Locate each line holding the string "الانتخابية" and copy it.

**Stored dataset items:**
****************************************

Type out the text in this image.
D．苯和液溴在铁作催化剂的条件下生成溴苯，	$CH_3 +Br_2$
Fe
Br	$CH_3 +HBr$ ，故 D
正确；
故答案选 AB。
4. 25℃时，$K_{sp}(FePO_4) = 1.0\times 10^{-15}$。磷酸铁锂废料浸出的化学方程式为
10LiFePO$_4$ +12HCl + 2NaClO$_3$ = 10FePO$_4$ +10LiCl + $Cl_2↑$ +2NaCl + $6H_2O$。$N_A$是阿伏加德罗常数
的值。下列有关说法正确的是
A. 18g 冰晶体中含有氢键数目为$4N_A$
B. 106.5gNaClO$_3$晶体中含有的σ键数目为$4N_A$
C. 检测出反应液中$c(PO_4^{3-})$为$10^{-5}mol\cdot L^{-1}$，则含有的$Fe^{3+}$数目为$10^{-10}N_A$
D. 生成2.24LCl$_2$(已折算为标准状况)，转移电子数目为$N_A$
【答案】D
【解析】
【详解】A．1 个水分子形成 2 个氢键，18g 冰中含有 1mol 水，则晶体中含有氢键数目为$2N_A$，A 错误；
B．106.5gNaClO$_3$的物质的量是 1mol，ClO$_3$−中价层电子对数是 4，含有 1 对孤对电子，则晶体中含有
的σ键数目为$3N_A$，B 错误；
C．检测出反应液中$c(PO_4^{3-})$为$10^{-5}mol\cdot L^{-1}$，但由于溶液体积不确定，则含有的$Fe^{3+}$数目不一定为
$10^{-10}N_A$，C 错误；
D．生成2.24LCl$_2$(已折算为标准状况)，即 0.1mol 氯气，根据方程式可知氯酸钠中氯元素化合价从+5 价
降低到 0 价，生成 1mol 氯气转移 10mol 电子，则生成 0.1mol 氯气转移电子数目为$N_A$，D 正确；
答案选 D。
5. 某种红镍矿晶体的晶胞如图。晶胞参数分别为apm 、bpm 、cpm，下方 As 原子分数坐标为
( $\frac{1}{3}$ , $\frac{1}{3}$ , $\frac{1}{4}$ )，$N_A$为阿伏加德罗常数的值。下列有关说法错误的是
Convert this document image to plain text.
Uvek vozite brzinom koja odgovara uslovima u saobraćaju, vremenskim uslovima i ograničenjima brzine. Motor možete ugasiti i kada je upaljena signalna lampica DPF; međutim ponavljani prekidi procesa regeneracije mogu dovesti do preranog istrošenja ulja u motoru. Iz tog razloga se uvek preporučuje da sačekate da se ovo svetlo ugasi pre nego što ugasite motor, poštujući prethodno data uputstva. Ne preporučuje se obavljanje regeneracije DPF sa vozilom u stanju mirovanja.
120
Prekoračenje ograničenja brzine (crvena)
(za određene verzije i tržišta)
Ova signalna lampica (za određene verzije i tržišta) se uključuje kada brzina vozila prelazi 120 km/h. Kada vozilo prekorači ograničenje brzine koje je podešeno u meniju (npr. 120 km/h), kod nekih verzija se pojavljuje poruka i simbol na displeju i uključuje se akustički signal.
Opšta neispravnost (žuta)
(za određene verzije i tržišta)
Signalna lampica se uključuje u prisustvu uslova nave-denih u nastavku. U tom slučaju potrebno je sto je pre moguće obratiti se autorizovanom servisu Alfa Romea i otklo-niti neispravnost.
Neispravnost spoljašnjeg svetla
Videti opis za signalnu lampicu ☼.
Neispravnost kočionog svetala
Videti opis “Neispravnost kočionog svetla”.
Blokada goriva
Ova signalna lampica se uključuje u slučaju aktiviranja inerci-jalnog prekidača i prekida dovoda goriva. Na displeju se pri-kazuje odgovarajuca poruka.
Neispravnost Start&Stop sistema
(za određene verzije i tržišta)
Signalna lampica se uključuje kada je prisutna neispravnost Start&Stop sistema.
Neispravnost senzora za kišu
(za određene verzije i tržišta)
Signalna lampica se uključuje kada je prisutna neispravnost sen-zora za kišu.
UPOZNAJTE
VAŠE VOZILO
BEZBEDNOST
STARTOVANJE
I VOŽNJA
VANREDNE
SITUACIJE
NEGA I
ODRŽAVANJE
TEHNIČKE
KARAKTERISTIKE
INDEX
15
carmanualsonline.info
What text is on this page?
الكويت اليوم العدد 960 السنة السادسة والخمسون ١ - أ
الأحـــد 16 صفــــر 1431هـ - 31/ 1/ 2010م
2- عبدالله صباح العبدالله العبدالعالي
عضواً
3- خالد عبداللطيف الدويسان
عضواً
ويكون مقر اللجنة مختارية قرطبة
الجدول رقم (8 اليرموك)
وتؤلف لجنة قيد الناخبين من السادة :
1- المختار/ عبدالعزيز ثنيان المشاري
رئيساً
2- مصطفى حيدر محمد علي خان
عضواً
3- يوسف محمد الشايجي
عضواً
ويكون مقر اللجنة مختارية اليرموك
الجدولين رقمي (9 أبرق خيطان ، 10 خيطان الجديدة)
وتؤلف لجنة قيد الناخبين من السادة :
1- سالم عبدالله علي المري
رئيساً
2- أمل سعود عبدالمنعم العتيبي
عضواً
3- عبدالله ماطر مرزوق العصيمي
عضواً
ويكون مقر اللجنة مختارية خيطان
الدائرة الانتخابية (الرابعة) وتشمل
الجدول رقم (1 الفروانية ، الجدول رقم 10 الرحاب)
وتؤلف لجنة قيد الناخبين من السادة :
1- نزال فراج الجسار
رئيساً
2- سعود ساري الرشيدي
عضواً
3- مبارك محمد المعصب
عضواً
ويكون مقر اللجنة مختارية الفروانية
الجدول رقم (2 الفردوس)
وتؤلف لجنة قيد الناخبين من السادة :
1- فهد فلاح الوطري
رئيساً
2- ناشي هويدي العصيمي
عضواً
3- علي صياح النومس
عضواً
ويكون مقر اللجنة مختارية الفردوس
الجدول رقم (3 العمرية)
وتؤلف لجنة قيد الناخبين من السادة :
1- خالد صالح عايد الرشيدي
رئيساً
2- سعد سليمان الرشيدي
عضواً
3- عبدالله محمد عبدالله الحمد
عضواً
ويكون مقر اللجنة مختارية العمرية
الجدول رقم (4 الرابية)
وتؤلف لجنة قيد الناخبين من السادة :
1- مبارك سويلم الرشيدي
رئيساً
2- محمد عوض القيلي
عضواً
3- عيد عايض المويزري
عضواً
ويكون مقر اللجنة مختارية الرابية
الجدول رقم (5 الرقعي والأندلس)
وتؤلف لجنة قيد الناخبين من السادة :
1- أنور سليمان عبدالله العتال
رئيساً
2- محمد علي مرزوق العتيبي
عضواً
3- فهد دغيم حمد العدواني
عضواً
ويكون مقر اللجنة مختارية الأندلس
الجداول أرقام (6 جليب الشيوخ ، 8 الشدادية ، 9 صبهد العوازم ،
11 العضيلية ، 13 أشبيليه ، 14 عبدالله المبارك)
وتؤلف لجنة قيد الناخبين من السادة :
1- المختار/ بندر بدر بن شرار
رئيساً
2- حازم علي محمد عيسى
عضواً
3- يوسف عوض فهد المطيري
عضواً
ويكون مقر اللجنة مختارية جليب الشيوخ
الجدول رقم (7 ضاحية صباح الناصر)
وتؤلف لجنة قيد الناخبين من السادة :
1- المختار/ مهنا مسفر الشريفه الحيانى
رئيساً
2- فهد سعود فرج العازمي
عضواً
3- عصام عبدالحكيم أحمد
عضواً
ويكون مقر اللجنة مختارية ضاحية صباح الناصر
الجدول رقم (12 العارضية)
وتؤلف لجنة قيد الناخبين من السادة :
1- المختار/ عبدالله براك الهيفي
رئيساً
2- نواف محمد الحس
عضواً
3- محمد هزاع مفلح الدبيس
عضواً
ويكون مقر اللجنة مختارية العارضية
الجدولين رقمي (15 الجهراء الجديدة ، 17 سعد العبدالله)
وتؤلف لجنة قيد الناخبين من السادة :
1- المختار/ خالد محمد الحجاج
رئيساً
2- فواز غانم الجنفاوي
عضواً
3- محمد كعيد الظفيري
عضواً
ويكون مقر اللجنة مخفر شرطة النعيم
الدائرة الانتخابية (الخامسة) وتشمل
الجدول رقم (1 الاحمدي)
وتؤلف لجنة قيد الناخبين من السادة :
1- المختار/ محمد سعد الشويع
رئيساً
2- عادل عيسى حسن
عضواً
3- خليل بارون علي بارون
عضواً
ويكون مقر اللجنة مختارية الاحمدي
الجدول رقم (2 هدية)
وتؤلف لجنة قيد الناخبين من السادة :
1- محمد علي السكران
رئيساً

****************************************

**WRITTEN RESPONSE:**
الدائرة الانتخابية (الرابعة) وتشمل
الدائرة الانتخابية (الخامسة) وتشمل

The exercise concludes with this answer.